## Brief
Go through the records underneath and count the lines that include the string "this". Give nothing but the number.

[Some records]
↓

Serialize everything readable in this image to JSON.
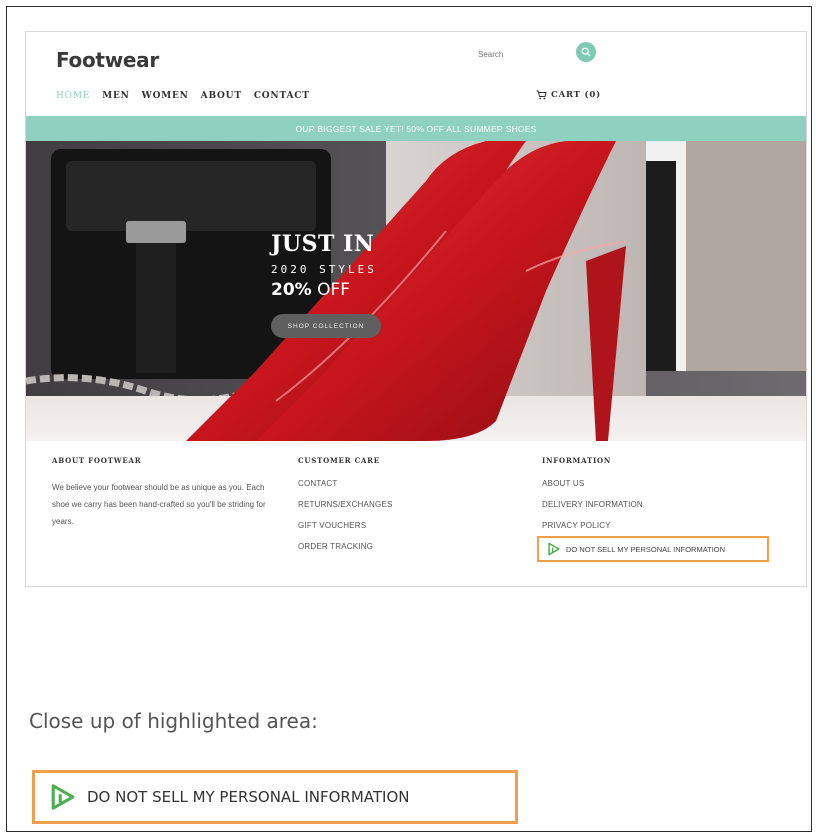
{
  "site": {
    "logo": "Footwear",
    "search_placeholder": "Search",
    "nav": [
      "HOME",
      "MEN",
      "WOMEN",
      "ABOUT",
      "CONTACT"
    ],
    "cart_label": "CART (0)",
    "promo_text": "OUR BIGGEST SALE YET! 50% OFF ALL SUMMER SHOES",
    "hero": {
      "title": "JUST IN",
      "subtitle": "2020 STYLES",
      "offer_percent": "20%",
      "offer_word": "OFF",
      "button_label": "SHOP COLLECTION"
    },
    "footer": {
      "about_heading": "ABOUT FOOTWEAR",
      "about_text": "We believe your footwear should be as unique as you. Each shoe we carry has been hand-crafted so you'll be striding for years.",
      "care_heading": "CUSTOMER CARE",
      "care_links": [
        "CONTACT",
        "RETURNS/EXCHANGES",
        "GIFT VOUCHERS",
        "ORDER TRACKING"
      ],
      "info_heading": "INFORMATION",
      "info_links": [
        "ABOUT US",
        "DELIVERY INFORMATION",
        "PRIVACY POLICY"
      ],
      "dns_link": "DO NOT SELL MY PERSONAL INFORMATION"
    }
  },
  "caption": "Close up of highlighted area:",
  "closeup_link": "DO NOT SELL MY PERSONAL INFORMATION",
  "colors": {
    "accent": "#8fd1bf",
    "highlight": "#f0a04b",
    "heel_red": "#c8151d",
    "dns_icon_green": "#4cae4f"
  },
  "icons": [
    "search-icon",
    "cart-icon",
    "privacy-options-icon"
  ]
}
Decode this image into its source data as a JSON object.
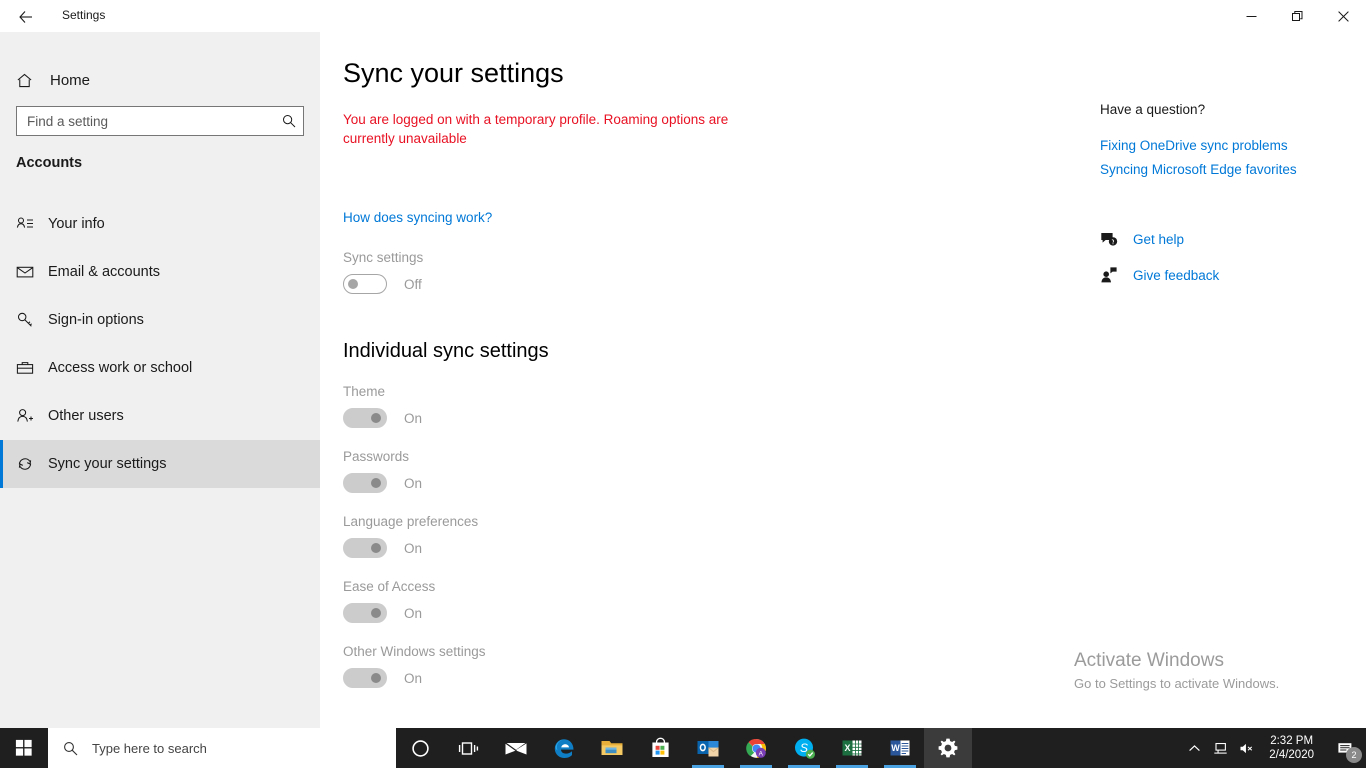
{
  "window": {
    "app_title": "Settings",
    "back_icon": "back-arrow-icon",
    "minimize_label": "Minimize",
    "restore_label": "Restore",
    "close_label": "Close"
  },
  "sidebar": {
    "home_label": "Home",
    "home_icon": "home-icon",
    "search": {
      "placeholder": "Find a setting",
      "value": "",
      "icon": "search-icon"
    },
    "category": "Accounts",
    "items": [
      {
        "label": "Your info",
        "icon": "user-info-icon",
        "selected": false
      },
      {
        "label": "Email & accounts",
        "icon": "envelope-icon",
        "selected": false
      },
      {
        "label": "Sign-in options",
        "icon": "key-icon",
        "selected": false
      },
      {
        "label": "Access work or school",
        "icon": "briefcase-icon",
        "selected": false
      },
      {
        "label": "Other users",
        "icon": "add-user-icon",
        "selected": false
      },
      {
        "label": "Sync your settings",
        "icon": "sync-icon",
        "selected": true
      }
    ],
    "accent_color": "#0078d7",
    "selected_bg": "#dadada",
    "background": "#f0f0f0"
  },
  "main": {
    "page_title": "Sync your settings",
    "warning_text": "You are logged on with a temporary profile. Roaming options are currently unavailable",
    "warning_color": "#e81123",
    "how_link": "How does syncing work?",
    "link_color": "#0078d7",
    "master_toggle": {
      "label": "Sync settings",
      "state": "Off"
    },
    "individual_title": "Individual sync settings",
    "individual_toggles": [
      {
        "label": "Theme",
        "state": "On"
      },
      {
        "label": "Passwords",
        "state": "On"
      },
      {
        "label": "Language preferences",
        "state": "On"
      },
      {
        "label": "Ease of Access",
        "state": "On"
      },
      {
        "label": "Other Windows settings",
        "state": "On"
      }
    ]
  },
  "help": {
    "heading": "Have a question?",
    "links": [
      "Fixing OneDrive sync problems",
      "Syncing Microsoft Edge favorites"
    ],
    "actions": [
      {
        "label": "Get help",
        "icon": "help-bubble-icon"
      },
      {
        "label": "Give feedback",
        "icon": "feedback-person-icon"
      }
    ]
  },
  "watermark": {
    "line1": "Activate Windows",
    "line2": "Go to Settings to activate Windows."
  },
  "taskbar": {
    "start_icon": "windows-start-icon",
    "search_placeholder": "Type here to search",
    "search_icon": "search-icon",
    "apps": [
      {
        "name": "cortana-icon",
        "active": false,
        "running": false
      },
      {
        "name": "task-view-icon",
        "active": false,
        "running": false
      },
      {
        "name": "mail-icon",
        "active": false,
        "running": false
      },
      {
        "name": "edge-icon",
        "active": false,
        "running": false
      },
      {
        "name": "file-explorer-icon",
        "active": false,
        "running": false
      },
      {
        "name": "microsoft-store-icon",
        "active": false,
        "running": false
      },
      {
        "name": "outlook-icon",
        "active": false,
        "running": true
      },
      {
        "name": "chrome-icon",
        "active": false,
        "running": true
      },
      {
        "name": "skype-icon",
        "active": false,
        "running": true
      },
      {
        "name": "excel-icon",
        "active": false,
        "running": true
      },
      {
        "name": "word-icon",
        "active": false,
        "running": true
      },
      {
        "name": "settings-gear-icon",
        "active": true,
        "running": true
      }
    ],
    "tray": {
      "chevron_icon": "chevron-up-icon",
      "network_icon": "network-icon",
      "volume_icon": "volume-muted-icon",
      "time": "2:32 PM",
      "date": "2/4/2020",
      "notification_icon": "notification-icon",
      "notification_count": "2"
    }
  }
}
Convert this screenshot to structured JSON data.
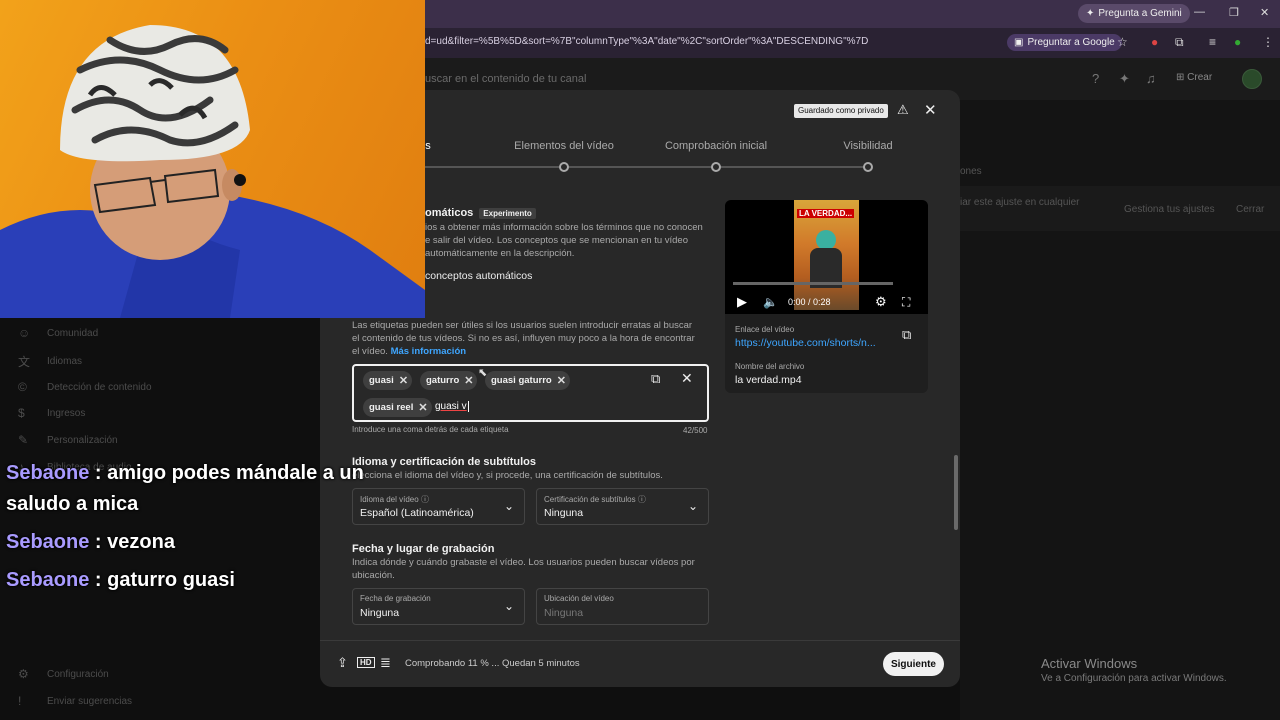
{
  "browser": {
    "url": "d=ud&filter=%5B%5D&sort=%7B\"columnType\"%3A\"date\"%2C\"sortOrder\"%3A\"DESCENDING\"%7D",
    "gemini_label": "Pregunta a Gemini",
    "google_label": "Preguntar a Google"
  },
  "studio_header": {
    "search_placeholder": "uscar en el contenido de tu canal",
    "create_label": "Crear"
  },
  "background": {
    "tabs_partial": "ones",
    "notice_partial": "iar este ajuste en cualquier",
    "manage_label": "Gestiona tus ajustes",
    "close_label": "Cerrar",
    "sidebar": [
      "Comunidad",
      "Idiomas",
      "Detección de contenido",
      "Ingresos",
      "Personalización",
      "Biblioteca de audio"
    ],
    "settings_label": "Configuración",
    "feedback_label": "Enviar sugerencias"
  },
  "modal": {
    "saved_chip": "Guardado como privado",
    "steps": [
      {
        "label": "es"
      },
      {
        "label": "Elementos del vídeo"
      },
      {
        "label": "Comprobación inicial"
      },
      {
        "label": "Visibilidad"
      }
    ],
    "concepts": {
      "title_partial": "omáticos",
      "badge": "Experimento",
      "body": [
        "ios a obtener más información sobre los términos que no conocen",
        "e salir del vídeo. Los conceptos que se mencionan en tu vídeo",
        "automáticamente en la descripción."
      ],
      "checkbox_label": "conceptos automáticos"
    },
    "tags": {
      "help_text": "Las etiquetas pueden ser útiles si los usuarios suelen introducir erratas al buscar el contenido de tus vídeos. Si no es así, influyen muy poco a la hora de encontrar el vídeo.",
      "more_info": "Más información",
      "chips": [
        "guasi",
        "gaturro",
        "guasi gaturro",
        "guasi reel"
      ],
      "input_value": "guasi v",
      "hint": "Introduce una coma detrás de cada etiqueta",
      "count": "42/500"
    },
    "language": {
      "title": "Idioma y certificación de subtítulos",
      "desc": "elecciona el idioma del vídeo y, si procede, una certificación de subtítulos.",
      "video_lang_label": "Idioma del vídeo",
      "video_lang_value": "Español (Latinoamérica)",
      "cert_label": "Certificación de subtítulos",
      "cert_value": "Ninguna"
    },
    "recording": {
      "title": "Fecha y lugar de grabación",
      "desc": "Indica dónde y cuándo grabaste el vídeo. Los usuarios pueden buscar vídeos por ubicación.",
      "date_label": "Fecha de grabación",
      "date_value": "Ninguna",
      "location_label": "Ubicación del vídeo",
      "location_placeholder": "Ninguna"
    },
    "video_card": {
      "thumb_text": "LA VERDAD...",
      "time": "0:00 / 0:28",
      "link_label": "Enlace del vídeo",
      "link_value": "https://youtube.com/shorts/n...",
      "filename_label": "Nombre del archivo",
      "filename_value": "la verdad.mp4"
    },
    "footer": {
      "status": "Comprobando 11 % ... Quedan 5 minutos",
      "next_label": "Siguiente"
    }
  },
  "chat": [
    {
      "user": "Sebaone",
      "message": ": amigo podes mándale a un",
      "continuation": "saludo a mica"
    },
    {
      "user": "Sebaone",
      "message": ": vezona"
    },
    {
      "user": "Sebaone",
      "message": ": gaturro guasi"
    }
  ],
  "activate_windows": {
    "title": "Activar Windows",
    "subtitle": "Ve a Configuración para activar Windows."
  },
  "colors": {
    "accent": "#3ea6ff",
    "chat_user": "#a99bff",
    "modal_bg": "#282828"
  }
}
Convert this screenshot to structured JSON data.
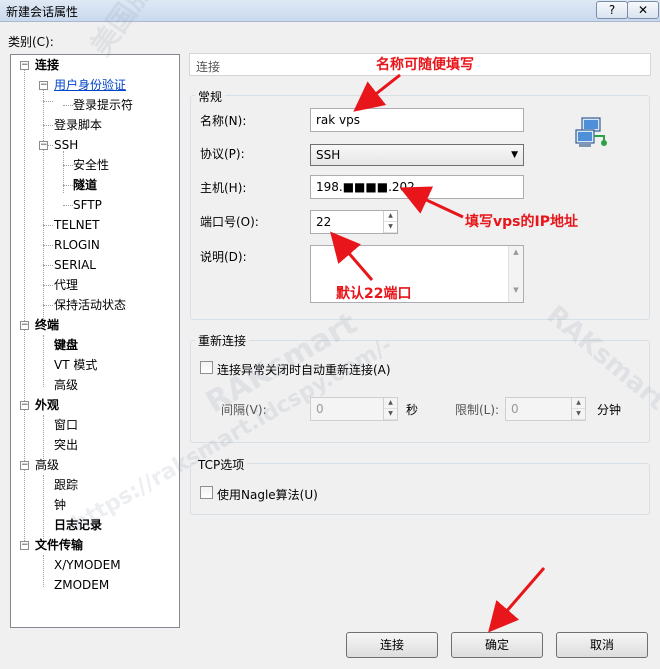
{
  "window": {
    "title": "新建会话属性",
    "help_label": "?",
    "close_label": "✕"
  },
  "category_label": "类别(C):",
  "tree": [
    {
      "label": "连接",
      "bold": true
    },
    {
      "label": "用户身份验证",
      "selected": true
    },
    {
      "label": "登录提示符"
    },
    {
      "label": "登录脚本"
    },
    {
      "label": "SSH"
    },
    {
      "label": "安全性"
    },
    {
      "label": "隧道",
      "bold": true
    },
    {
      "label": "SFTP"
    },
    {
      "label": "TELNET"
    },
    {
      "label": "RLOGIN"
    },
    {
      "label": "SERIAL"
    },
    {
      "label": "代理"
    },
    {
      "label": "保持活动状态"
    },
    {
      "label": "终端",
      "bold": true
    },
    {
      "label": "键盘",
      "bold": true
    },
    {
      "label": "VT 模式"
    },
    {
      "label": "高级"
    },
    {
      "label": "外观",
      "bold": true
    },
    {
      "label": "窗口"
    },
    {
      "label": "突出"
    },
    {
      "label": "高级"
    },
    {
      "label": "跟踪"
    },
    {
      "label": "钟"
    },
    {
      "label": "日志记录",
      "bold": true
    },
    {
      "label": "文件传输",
      "bold": true
    },
    {
      "label": "X/YMODEM"
    },
    {
      "label": "ZMODEM"
    }
  ],
  "panel_header": "连接",
  "general": {
    "title": "常规",
    "name_label": "名称(N):",
    "name_value": "rak vps",
    "protocol_label": "协议(P):",
    "protocol_value": "SSH",
    "host_label": "主机(H):",
    "host_value": "198.■■■■.202",
    "port_label": "端口号(O):",
    "port_value": "22",
    "desc_label": "说明(D):",
    "desc_value": ""
  },
  "reconnect": {
    "title": "重新连接",
    "auto_reconnect_label": "连接异常关闭时自动重新连接(A)",
    "interval_label": "间隔(V):",
    "interval_value": "0",
    "interval_unit": "秒",
    "limit_label": "限制(L):",
    "limit_value": "0",
    "limit_unit": "分钟"
  },
  "tcp": {
    "title": "TCP选项",
    "nagle_label": "使用Nagle算法(U)"
  },
  "buttons": {
    "connect": "连接",
    "ok": "确定",
    "cancel": "取消"
  },
  "annotations": {
    "name_hint": "名称可随便填写",
    "ip_hint": "填写vps的IP地址",
    "port_hint": "默认22端口"
  },
  "watermarks": [
    "美国服务器评测",
    "RAKsmart",
    "-https://raksmart.idcspy.com/-"
  ],
  "colors": {
    "annotation": "#e8151a",
    "selected_tree": "#0046c8"
  },
  "icons": {
    "network": "network-computers-icon"
  }
}
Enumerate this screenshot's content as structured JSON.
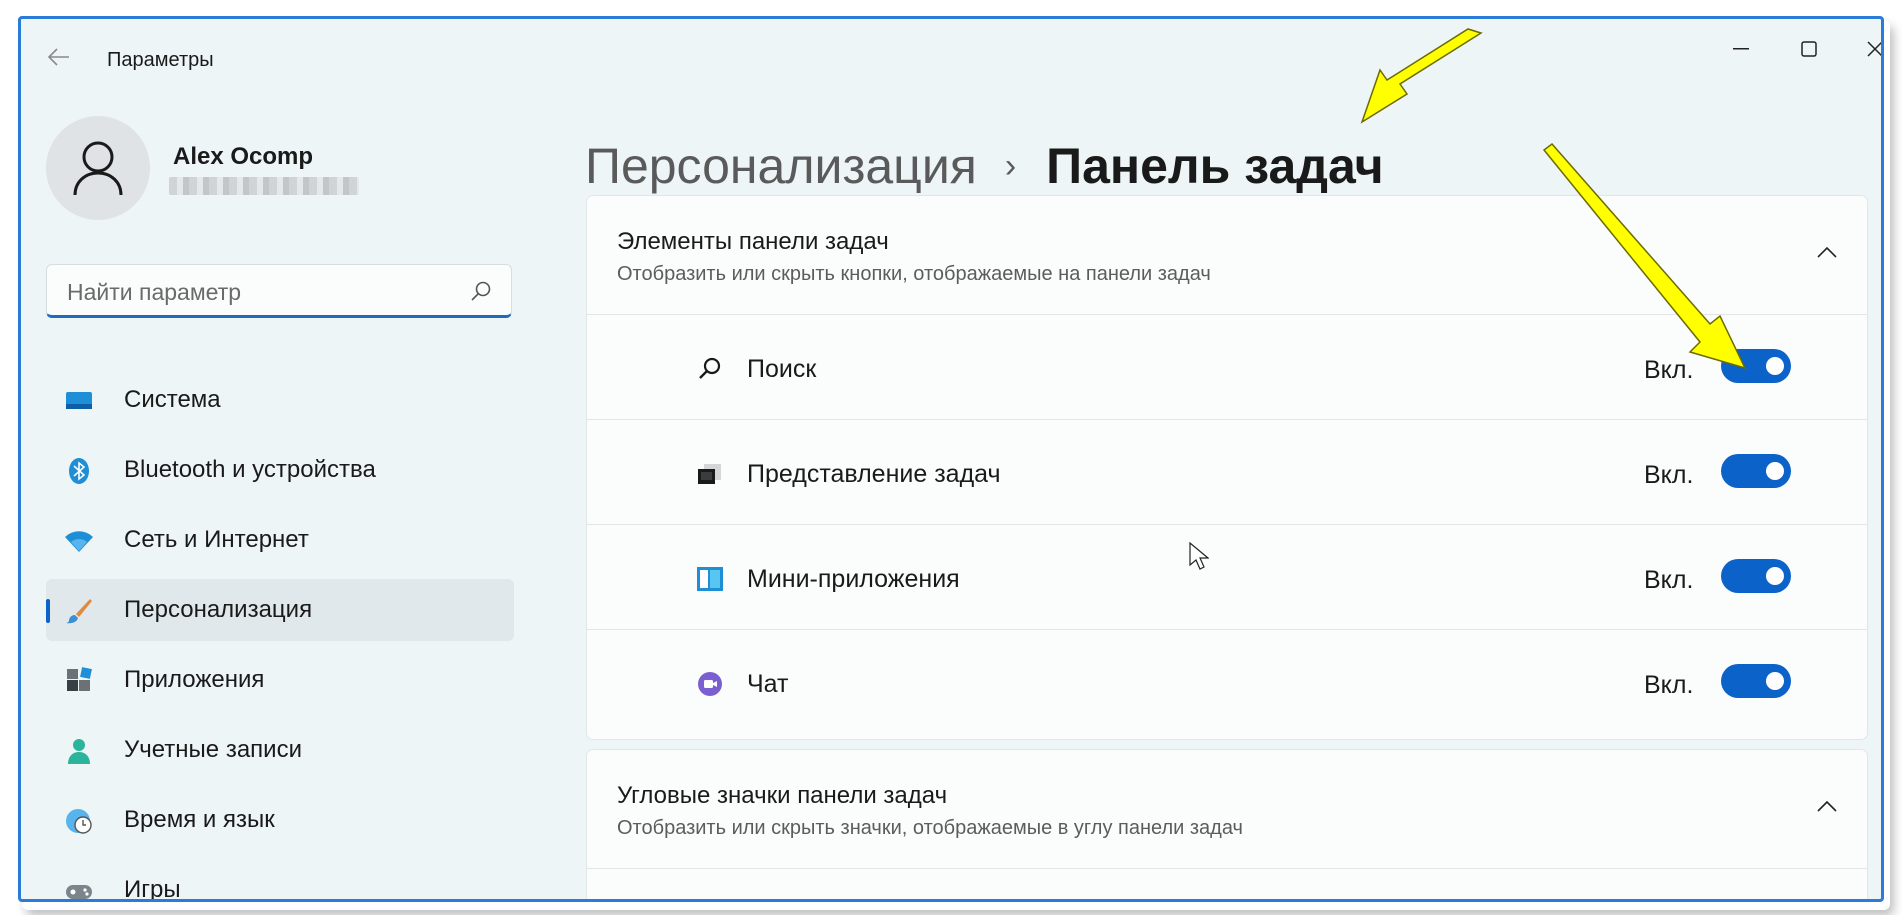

↑

## Worked answer
5